■ EXERCISE ■
In the article below on InfiniBand in supercomputing, how many systems used InfiniBand five years earlier?

■ PAGE EXCERPT ■
________________________________________

Wednesday, November 17, 2010

InfiniBand's Growth Slows in Supercomputing

By David Gross

The latest semi-annual Top500 survey is out this week, in conjunction with the SC10 show, and InfiniBand has posted fairly modest gains over the last six months, with implementations growing from 207 to 214 of the world's largest supercomputers. 

In the June survey, InfiniBand showed major gains from the November 2009 tally, growing from 181 to 207 system interconnects, and 151 interconnects from the June 2009 count.   Five years ago, InfiniBand was used in just 27 systems, and trailed not just Ethernet, but proprietary interconnect Myrinet.    Back then, over 40% of the world's top 500 supercomputers used proprietary or custom interconnects, while today just 11% do.   Ethernet has held steady over this period, dropping slightly from 250 to 228 of the top 500, and most of InfiniBand's gains have come up at the expense of Myrinet, Quadrics, and other proprietary interconnects.

While Ethernet still has a slight lead in number of systems, the average InfiniBand-connected supercomputer has approximately 70% more processors than the average Ethernet connected supercomputer.    With proprietary interconnects essentially wiped out, any future share gains for InfiniBand will now have to come at Ethernet's expense.

________________________________________

■ DATA FOR REVIEW ■
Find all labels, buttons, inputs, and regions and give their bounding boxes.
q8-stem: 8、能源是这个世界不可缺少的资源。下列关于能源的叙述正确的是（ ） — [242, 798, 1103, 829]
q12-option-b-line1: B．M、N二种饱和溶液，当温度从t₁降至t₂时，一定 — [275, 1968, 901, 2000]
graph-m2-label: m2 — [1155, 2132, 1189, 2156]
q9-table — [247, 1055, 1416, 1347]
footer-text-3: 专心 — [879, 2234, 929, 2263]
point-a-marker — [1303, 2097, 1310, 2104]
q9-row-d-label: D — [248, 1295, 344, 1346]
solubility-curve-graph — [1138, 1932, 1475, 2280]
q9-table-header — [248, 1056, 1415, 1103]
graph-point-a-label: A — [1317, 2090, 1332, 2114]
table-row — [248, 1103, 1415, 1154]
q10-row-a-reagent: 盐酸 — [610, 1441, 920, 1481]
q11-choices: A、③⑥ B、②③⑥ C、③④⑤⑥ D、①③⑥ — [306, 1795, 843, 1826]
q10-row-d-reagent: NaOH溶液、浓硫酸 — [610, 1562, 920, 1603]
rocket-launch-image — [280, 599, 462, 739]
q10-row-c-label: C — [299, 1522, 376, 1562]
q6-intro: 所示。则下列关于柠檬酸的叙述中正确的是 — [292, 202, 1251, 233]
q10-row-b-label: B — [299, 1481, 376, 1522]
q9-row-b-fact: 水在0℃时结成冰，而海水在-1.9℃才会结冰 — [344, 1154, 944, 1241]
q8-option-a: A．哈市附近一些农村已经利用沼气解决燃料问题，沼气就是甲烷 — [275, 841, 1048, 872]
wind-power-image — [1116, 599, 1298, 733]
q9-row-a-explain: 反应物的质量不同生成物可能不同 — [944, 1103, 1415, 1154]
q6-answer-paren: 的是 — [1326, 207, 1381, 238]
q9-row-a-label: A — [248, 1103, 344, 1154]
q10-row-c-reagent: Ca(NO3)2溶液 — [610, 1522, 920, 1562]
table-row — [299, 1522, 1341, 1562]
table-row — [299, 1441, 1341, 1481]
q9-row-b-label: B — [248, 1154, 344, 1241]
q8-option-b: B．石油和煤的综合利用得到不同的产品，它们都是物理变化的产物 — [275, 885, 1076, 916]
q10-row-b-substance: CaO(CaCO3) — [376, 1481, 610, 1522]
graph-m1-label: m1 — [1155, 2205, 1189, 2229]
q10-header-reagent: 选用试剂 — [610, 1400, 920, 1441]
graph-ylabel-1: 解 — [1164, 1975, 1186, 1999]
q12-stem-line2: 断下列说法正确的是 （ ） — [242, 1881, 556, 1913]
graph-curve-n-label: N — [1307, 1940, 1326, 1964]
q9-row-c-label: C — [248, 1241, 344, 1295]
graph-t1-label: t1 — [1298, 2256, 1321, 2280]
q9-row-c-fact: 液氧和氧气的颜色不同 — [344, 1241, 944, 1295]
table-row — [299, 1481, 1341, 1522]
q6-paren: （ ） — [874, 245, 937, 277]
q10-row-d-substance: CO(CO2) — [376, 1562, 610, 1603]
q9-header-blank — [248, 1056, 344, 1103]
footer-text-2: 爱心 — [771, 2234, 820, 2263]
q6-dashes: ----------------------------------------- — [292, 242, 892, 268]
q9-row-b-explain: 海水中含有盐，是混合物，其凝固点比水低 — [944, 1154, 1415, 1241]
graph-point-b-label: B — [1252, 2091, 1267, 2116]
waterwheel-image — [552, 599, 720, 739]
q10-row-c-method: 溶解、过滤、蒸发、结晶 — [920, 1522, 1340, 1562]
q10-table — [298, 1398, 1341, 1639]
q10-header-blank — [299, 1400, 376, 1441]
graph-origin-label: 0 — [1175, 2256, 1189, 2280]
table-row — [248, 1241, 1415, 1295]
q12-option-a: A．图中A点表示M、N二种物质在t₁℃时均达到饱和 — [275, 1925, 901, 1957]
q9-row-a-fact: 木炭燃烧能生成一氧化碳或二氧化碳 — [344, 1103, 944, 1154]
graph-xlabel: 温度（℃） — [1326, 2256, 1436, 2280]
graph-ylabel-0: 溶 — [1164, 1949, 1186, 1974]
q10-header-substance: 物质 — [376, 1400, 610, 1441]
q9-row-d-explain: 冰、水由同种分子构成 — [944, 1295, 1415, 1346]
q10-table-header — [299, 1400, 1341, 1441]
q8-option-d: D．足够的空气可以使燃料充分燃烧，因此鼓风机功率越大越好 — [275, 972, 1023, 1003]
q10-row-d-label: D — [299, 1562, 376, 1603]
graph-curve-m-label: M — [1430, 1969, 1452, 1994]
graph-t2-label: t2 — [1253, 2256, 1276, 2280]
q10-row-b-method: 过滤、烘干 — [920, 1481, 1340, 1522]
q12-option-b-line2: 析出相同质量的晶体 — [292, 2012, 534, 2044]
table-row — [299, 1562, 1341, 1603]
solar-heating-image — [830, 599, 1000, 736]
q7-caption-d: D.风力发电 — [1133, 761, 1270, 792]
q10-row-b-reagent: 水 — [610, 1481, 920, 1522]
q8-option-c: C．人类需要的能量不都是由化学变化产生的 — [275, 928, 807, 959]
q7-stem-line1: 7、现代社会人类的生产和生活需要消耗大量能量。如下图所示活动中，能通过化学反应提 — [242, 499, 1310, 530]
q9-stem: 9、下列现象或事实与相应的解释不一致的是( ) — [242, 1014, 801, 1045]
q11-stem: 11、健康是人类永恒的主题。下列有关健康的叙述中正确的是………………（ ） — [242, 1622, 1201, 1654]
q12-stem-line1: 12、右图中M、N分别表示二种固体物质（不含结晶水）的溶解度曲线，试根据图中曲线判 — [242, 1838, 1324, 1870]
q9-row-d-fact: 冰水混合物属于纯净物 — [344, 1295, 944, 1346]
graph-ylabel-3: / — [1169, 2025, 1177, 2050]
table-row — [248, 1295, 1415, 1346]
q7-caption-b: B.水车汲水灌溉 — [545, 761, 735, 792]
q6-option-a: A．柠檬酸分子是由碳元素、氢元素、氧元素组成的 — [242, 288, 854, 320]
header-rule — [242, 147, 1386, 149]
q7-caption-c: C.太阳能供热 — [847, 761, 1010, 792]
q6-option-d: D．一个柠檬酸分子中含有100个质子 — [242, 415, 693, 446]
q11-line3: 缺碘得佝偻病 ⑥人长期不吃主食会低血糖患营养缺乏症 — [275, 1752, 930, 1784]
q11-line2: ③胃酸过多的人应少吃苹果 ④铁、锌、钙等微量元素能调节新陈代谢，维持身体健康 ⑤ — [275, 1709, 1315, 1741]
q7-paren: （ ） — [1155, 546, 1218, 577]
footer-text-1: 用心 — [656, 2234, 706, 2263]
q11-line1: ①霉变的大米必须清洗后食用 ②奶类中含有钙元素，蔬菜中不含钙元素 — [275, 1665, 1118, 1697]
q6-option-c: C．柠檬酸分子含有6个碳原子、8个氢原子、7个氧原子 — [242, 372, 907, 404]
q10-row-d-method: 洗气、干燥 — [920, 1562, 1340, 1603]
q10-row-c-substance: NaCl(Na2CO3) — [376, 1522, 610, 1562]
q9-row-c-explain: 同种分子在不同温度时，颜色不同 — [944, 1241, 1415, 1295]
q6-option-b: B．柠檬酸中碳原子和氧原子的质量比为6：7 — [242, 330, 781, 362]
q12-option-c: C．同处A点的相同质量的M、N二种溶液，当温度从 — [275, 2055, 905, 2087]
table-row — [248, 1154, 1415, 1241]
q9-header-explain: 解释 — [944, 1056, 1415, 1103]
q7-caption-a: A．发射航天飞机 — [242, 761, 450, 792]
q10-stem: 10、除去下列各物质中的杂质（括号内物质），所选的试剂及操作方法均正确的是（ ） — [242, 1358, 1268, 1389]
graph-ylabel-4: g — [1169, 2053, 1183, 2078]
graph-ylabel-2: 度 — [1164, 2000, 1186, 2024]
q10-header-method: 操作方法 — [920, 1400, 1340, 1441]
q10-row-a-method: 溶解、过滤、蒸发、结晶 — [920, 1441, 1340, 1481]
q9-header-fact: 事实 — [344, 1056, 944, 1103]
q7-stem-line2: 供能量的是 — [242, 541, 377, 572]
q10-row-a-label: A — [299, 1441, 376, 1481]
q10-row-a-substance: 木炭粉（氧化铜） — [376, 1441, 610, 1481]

________________________________________

■ ANSWER FOR THE TASK ■
27 systems.